_The data_.

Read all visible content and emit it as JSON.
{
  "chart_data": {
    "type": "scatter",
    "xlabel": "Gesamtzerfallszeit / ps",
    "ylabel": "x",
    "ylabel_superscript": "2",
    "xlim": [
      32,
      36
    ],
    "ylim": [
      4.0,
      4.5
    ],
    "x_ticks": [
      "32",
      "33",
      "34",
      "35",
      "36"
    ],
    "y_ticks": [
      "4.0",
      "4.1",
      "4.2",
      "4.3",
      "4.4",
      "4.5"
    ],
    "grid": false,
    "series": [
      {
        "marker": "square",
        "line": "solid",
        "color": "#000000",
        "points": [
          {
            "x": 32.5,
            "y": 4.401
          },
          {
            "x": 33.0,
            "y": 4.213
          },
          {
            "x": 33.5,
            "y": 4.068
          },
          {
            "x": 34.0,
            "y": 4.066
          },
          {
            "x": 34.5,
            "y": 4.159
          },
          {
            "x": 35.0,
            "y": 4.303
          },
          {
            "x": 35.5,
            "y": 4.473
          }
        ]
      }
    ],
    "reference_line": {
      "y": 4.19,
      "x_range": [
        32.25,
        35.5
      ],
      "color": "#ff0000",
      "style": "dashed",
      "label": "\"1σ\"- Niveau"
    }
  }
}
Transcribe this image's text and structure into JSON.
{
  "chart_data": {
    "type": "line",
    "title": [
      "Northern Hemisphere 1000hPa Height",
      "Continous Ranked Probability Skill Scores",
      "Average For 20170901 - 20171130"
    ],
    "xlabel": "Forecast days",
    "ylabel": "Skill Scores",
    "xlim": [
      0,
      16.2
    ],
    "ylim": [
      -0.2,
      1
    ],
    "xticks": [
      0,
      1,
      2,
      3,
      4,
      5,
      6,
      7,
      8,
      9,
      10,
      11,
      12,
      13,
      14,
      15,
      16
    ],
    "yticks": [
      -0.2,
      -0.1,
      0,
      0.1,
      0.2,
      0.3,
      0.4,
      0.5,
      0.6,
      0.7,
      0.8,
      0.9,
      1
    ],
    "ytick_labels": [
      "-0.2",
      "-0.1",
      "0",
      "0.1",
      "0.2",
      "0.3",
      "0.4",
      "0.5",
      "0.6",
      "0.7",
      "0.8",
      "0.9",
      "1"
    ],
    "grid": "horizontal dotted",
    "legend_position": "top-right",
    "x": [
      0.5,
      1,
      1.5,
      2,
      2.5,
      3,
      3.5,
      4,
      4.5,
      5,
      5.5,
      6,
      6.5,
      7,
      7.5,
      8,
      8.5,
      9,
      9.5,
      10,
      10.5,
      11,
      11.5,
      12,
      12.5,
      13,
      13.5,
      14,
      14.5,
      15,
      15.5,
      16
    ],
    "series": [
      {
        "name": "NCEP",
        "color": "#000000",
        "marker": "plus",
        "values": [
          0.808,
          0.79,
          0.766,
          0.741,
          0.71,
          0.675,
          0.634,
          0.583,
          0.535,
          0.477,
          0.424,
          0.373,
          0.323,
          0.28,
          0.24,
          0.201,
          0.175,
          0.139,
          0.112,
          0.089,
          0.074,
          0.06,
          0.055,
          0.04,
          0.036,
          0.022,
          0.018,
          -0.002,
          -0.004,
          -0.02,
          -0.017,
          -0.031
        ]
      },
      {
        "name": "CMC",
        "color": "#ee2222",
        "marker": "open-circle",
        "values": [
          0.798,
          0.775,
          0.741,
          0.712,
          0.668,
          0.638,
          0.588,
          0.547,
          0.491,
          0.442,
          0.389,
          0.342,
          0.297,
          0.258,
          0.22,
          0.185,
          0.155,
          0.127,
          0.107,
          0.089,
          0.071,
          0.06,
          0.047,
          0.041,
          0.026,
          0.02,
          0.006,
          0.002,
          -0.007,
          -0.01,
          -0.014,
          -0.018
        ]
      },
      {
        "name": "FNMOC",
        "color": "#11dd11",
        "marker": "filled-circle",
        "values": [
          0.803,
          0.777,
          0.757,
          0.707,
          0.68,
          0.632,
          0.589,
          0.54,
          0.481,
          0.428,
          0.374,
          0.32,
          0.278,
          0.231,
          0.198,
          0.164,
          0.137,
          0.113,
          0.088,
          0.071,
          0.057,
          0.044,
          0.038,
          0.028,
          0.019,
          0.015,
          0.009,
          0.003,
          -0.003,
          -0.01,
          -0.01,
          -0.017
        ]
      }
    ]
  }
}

_Objective_. Reproduce the entries above exactly.

_Full response_.
Read all visible content and emit it as JSON.
{
  "chart_data": {
    "type": "scatter",
    "xlabel": "Gesamtzerfallszeit / ps",
    "ylabel": "x",
    "ylabel_superscript": "2",
    "xlim": [
      32,
      36
    ],
    "ylim": [
      4.0,
      4.5
    ],
    "x_ticks": [
      "32",
      "33",
      "34",
      "35",
      "36"
    ],
    "y_ticks": [
      "4.0",
      "4.1",
      "4.2",
      "4.3",
      "4.4",
      "4.5"
    ],
    "grid": false,
    "series": [
      {
        "marker": "square",
        "line": "solid",
        "color": "#000000",
        "points": [
          {
            "x": 32.5,
            "y": 4.401
          },
          {
            "x": 33.0,
            "y": 4.213
          },
          {
            "x": 33.5,
            "y": 4.068
          },
          {
            "x": 34.0,
            "y": 4.066
          },
          {
            "x": 34.5,
            "y": 4.159
          },
          {
            "x": 35.0,
            "y": 4.303
          },
          {
            "x": 35.5,
            "y": 4.473
          }
        ]
      }
    ],
    "reference_line": {
      "y": 4.19,
      "x_range": [
        32.25,
        35.5
      ],
      "color": "#ff0000",
      "style": "dashed",
      "label": "\"1σ\"- Niveau"
    }
  }
}
Transcribe this image's text and structure into JSON.
{
  "chart_data": {
    "type": "line",
    "title": [
      "Northern Hemisphere 1000hPa Height",
      "Continous Ranked Probability Skill Scores",
      "Average For 20170901 - 20171130"
    ],
    "xlabel": "Forecast days",
    "ylabel": "Skill Scores",
    "xlim": [
      0,
      16.2
    ],
    "ylim": [
      -0.2,
      1
    ],
    "xticks": [
      0,
      1,
      2,
      3,
      4,
      5,
      6,
      7,
      8,
      9,
      10,
      11,
      12,
      13,
      14,
      15,
      16
    ],
    "yticks": [
      -0.2,
      -0.1,
      0,
      0.1,
      0.2,
      0.3,
      0.4,
      0.5,
      0.6,
      0.7,
      0.8,
      0.9,
      1
    ],
    "ytick_labels": [
      "-0.2",
      "-0.1",
      "0",
      "0.1",
      "0.2",
      "0.3",
      "0.4",
      "0.5",
      "0.6",
      "0.7",
      "0.8",
      "0.9",
      "1"
    ],
    "grid": "horizontal dotted",
    "legend_position": "top-right",
    "x": [
      0.5,
      1,
      1.5,
      2,
      2.5,
      3,
      3.5,
      4,
      4.5,
      5,
      5.5,
      6,
      6.5,
      7,
      7.5,
      8,
      8.5,
      9,
      9.5,
      10,
      10.5,
      11,
      11.5,
      12,
      12.5,
      13,
      13.5,
      14,
      14.5,
      15,
      15.5,
      16
    ],
    "series": [
      {
        "name": "NCEP",
        "color": "#000000",
        "marker": "plus",
        "values": [
          0.808,
          0.79,
          0.766,
          0.741,
          0.71,
          0.675,
          0.634,
          0.583,
          0.535,
          0.477,
          0.424,
          0.373,
          0.323,
          0.28,
          0.24,
          0.201,
          0.175,
          0.139,
          0.112,
          0.089,
          0.074,
          0.06,
          0.055,
          0.04,
          0.036,
          0.022,
          0.018,
          -0.002,
          -0.004,
          -0.02,
          -0.017,
          -0.031
        ]
      },
      {
        "name": "CMC",
        "color": "#ee2222",
        "marker": "open-circle",
        "values": [
          0.798,
          0.775,
          0.741,
          0.712,
          0.668,
          0.638,
          0.588,
          0.547,
          0.491,
          0.442,
          0.389,
          0.342,
          0.297,
          0.258,
          0.22,
          0.185,
          0.155,
          0.127,
          0.107,
          0.089,
          0.071,
          0.06,
          0.047,
          0.041,
          0.026,
          0.02,
          0.006,
          0.002,
          -0.007,
          -0.01,
          -0.014,
          -0.018
        ]
      },
      {
        "name": "FNMOC",
        "color": "#11dd11",
        "marker": "filled-circle",
        "values": [
          0.803,
          0.777,
          0.757,
          0.707,
          0.68,
          0.632,
          0.589,
          0.54,
          0.481,
          0.428,
          0.374,
          0.32,
          0.278,
          0.231,
          0.198,
          0.164,
          0.137,
          0.113,
          0.088,
          0.071,
          0.057,
          0.044,
          0.038,
          0.028,
          0.019,
          0.015,
          0.009,
          0.003,
          -0.003,
          -0.01,
          -0.01,
          -0.017
        ]
      }
    ]
  }
}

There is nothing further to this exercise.